### Written task
Look through the data below. Pick out the lines holding the string "Transcribe".

• • • • •

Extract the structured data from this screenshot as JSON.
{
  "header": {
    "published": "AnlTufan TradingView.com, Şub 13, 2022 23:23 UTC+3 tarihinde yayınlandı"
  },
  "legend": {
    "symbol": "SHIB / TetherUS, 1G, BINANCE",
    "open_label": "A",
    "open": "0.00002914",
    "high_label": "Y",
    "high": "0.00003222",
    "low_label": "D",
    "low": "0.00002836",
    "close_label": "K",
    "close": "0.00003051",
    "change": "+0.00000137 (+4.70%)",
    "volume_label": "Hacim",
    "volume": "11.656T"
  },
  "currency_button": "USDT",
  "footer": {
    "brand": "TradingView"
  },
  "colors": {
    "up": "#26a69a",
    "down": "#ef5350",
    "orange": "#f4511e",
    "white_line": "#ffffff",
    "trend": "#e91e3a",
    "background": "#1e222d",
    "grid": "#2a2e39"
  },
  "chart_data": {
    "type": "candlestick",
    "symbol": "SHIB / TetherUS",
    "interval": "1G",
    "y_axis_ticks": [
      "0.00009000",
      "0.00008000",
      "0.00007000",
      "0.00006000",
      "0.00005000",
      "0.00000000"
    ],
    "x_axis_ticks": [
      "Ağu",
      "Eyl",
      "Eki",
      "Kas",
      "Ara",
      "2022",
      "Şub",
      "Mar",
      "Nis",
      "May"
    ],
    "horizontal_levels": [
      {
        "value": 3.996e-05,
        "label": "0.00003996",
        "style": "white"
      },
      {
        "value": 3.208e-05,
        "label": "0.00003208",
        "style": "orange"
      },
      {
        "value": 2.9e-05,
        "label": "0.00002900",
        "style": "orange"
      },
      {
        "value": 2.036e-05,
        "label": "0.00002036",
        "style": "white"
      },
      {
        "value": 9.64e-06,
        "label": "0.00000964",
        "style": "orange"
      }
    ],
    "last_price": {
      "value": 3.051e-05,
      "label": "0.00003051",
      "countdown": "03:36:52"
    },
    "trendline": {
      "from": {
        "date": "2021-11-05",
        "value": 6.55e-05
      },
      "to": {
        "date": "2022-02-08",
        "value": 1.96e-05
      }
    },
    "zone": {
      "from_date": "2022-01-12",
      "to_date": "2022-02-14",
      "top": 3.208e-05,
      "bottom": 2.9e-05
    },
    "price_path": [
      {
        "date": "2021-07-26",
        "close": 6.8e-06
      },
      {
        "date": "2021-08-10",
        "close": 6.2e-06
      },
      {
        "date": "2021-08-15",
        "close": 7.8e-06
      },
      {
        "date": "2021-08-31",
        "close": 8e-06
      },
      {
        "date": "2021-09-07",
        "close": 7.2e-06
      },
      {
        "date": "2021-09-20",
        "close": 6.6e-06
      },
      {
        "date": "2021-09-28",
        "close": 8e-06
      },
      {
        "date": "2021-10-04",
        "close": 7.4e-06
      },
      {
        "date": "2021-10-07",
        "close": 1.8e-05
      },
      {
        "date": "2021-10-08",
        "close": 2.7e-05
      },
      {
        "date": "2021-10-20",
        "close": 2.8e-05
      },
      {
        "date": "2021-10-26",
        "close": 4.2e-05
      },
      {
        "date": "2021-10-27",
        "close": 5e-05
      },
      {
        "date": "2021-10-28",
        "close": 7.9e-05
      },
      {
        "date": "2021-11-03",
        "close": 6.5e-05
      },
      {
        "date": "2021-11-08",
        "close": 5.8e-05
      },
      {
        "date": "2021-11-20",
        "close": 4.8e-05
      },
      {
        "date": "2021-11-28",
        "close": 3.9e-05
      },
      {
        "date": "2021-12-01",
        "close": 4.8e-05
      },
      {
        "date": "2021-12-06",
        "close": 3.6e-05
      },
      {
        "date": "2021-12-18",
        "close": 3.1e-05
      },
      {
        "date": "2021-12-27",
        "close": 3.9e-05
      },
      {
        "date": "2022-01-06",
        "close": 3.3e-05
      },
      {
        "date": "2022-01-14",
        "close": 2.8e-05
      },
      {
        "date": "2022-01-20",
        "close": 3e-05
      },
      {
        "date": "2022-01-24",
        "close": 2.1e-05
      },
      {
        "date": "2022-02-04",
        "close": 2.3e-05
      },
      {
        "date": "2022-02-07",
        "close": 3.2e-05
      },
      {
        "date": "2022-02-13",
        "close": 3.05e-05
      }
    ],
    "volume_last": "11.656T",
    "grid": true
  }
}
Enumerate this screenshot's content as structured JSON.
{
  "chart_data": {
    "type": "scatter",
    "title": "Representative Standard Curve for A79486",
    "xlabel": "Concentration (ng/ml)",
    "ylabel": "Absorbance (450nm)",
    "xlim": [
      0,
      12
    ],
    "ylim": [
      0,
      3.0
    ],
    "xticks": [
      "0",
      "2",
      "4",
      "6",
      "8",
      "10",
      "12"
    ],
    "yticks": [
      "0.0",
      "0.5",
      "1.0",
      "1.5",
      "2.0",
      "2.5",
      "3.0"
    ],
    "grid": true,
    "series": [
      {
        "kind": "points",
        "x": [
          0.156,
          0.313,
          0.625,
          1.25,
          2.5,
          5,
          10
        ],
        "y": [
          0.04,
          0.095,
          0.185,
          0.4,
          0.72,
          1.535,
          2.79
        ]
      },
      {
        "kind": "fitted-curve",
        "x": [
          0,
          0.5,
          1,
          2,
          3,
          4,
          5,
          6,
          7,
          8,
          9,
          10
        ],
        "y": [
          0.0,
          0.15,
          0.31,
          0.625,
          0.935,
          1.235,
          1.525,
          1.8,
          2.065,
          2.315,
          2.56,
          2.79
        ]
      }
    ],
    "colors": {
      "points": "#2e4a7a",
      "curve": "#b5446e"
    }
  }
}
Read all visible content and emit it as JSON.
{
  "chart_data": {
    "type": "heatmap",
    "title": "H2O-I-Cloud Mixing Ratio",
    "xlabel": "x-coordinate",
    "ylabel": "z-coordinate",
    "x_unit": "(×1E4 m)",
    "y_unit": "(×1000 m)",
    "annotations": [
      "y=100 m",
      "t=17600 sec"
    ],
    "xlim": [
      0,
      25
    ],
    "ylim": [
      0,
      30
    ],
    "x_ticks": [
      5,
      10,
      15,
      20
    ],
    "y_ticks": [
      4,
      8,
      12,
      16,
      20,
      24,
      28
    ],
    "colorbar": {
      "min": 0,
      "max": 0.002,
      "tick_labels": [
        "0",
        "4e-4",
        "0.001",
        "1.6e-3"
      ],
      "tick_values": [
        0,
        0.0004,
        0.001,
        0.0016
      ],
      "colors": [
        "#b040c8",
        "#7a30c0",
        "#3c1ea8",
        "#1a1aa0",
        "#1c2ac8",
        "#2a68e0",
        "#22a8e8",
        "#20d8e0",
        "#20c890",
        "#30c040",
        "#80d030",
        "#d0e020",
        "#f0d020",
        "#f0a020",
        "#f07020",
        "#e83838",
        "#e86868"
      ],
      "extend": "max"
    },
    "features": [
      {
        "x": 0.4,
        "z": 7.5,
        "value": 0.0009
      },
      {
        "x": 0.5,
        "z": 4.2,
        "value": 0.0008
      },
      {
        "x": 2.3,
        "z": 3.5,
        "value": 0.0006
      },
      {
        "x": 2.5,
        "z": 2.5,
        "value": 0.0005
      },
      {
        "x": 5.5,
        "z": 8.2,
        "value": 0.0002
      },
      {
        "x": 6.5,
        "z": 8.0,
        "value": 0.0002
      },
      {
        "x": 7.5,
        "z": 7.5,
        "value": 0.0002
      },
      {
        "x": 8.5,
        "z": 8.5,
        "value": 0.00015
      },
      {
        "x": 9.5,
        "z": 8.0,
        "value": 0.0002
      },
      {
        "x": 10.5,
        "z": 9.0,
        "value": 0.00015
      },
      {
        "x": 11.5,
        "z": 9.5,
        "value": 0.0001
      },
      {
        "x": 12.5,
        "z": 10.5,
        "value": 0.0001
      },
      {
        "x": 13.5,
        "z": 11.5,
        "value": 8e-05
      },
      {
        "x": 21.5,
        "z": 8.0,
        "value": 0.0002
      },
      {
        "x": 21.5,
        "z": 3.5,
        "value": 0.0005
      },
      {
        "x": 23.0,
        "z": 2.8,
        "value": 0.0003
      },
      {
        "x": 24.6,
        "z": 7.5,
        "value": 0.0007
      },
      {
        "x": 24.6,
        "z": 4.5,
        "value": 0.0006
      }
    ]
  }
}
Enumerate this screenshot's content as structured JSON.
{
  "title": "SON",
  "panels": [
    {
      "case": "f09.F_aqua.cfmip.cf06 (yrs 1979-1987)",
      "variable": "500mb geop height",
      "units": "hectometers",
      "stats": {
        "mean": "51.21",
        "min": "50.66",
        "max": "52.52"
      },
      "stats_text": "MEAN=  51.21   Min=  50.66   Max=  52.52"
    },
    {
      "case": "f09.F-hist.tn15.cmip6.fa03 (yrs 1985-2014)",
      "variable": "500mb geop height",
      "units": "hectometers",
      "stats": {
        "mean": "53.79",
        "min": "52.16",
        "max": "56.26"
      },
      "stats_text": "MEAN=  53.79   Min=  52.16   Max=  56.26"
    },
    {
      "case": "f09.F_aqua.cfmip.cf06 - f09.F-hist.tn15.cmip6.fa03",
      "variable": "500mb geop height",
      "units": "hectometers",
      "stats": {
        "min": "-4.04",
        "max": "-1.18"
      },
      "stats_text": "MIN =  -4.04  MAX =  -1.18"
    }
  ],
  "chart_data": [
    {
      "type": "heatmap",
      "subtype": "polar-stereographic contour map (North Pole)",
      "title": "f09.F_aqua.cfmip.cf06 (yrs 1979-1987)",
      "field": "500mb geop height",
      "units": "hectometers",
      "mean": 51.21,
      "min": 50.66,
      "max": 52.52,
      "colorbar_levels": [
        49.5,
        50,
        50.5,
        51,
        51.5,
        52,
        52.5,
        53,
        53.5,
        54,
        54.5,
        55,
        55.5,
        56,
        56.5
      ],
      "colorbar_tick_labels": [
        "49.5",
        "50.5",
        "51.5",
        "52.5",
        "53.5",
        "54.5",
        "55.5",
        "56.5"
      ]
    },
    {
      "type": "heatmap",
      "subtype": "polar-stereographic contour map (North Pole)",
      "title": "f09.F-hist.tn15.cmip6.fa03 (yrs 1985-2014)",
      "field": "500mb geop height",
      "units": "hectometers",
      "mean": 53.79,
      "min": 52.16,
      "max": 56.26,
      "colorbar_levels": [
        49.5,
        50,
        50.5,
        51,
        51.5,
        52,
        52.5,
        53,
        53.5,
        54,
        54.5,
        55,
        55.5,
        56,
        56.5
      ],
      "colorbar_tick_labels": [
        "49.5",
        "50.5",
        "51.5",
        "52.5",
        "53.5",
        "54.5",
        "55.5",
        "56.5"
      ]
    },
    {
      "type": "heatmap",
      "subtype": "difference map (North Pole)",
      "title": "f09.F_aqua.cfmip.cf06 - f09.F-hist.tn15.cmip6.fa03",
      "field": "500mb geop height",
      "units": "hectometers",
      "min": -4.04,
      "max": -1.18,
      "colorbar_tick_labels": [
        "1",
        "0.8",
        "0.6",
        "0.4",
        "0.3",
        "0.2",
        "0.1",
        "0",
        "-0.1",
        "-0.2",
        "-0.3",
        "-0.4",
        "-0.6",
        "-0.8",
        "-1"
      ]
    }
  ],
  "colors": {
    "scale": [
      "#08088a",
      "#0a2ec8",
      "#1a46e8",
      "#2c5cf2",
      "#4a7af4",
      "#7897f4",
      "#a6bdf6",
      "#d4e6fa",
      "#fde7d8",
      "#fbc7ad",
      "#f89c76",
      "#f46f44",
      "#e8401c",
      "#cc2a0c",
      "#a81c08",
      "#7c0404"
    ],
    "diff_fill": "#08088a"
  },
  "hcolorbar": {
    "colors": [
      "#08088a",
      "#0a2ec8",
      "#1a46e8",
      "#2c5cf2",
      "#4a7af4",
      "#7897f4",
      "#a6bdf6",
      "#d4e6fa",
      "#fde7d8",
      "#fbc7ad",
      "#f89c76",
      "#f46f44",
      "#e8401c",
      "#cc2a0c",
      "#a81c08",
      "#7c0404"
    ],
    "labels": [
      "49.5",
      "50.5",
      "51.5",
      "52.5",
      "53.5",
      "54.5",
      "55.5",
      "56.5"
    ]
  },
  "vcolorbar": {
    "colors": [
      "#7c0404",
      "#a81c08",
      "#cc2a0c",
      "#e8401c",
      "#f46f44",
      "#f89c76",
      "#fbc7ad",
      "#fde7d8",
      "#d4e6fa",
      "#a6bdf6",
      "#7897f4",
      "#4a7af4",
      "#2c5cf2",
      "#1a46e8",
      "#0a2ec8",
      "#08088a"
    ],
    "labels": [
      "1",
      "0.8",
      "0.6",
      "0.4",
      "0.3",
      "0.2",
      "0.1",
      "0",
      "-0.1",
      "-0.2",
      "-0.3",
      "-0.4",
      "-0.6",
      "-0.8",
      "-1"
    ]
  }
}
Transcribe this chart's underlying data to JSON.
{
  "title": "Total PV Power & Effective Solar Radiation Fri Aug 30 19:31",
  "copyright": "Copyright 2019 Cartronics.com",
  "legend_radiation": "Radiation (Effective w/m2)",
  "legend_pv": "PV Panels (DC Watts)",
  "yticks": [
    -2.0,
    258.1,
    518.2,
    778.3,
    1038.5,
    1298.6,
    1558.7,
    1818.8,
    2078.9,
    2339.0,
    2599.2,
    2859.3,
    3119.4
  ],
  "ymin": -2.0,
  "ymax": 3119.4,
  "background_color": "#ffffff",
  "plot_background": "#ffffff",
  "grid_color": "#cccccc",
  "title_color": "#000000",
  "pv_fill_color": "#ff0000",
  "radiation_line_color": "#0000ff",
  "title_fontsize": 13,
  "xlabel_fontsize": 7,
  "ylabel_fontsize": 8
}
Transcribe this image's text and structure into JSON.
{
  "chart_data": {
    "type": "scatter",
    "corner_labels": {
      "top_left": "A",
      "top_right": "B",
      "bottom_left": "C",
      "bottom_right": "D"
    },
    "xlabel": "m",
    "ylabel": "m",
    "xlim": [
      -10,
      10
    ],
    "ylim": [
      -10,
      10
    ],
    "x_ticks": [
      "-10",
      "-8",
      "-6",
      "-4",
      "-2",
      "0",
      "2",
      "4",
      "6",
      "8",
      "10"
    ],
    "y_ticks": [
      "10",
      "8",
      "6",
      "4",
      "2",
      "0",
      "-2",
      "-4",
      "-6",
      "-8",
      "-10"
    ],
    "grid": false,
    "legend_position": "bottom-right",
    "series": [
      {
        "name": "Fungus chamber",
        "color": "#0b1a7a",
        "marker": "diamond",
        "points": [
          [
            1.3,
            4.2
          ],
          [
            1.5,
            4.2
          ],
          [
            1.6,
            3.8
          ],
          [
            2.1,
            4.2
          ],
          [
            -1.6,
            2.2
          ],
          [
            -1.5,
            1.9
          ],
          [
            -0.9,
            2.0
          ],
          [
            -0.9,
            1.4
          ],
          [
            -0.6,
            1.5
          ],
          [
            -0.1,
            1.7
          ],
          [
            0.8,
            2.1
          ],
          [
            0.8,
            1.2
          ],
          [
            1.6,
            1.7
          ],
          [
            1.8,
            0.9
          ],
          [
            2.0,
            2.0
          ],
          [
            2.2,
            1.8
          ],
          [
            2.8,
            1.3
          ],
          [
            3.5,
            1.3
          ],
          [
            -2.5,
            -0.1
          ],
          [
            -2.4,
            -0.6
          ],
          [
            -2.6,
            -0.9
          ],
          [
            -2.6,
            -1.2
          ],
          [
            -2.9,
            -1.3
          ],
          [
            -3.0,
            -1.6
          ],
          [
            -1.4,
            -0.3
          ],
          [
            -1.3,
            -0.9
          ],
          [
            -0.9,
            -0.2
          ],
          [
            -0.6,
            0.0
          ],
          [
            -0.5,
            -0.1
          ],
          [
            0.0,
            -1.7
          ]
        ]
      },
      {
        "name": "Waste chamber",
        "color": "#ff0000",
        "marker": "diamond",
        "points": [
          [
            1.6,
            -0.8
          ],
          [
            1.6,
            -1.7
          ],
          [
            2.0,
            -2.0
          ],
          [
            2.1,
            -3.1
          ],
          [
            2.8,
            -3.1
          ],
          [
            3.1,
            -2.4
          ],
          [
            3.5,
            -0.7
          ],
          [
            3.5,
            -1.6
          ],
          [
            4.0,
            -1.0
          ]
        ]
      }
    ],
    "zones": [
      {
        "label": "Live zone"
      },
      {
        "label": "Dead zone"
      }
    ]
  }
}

• • • • •

### Solution for this task
Transcribe this chart's underlying data to JSON.
Transcribe this image's text and structure into JSON.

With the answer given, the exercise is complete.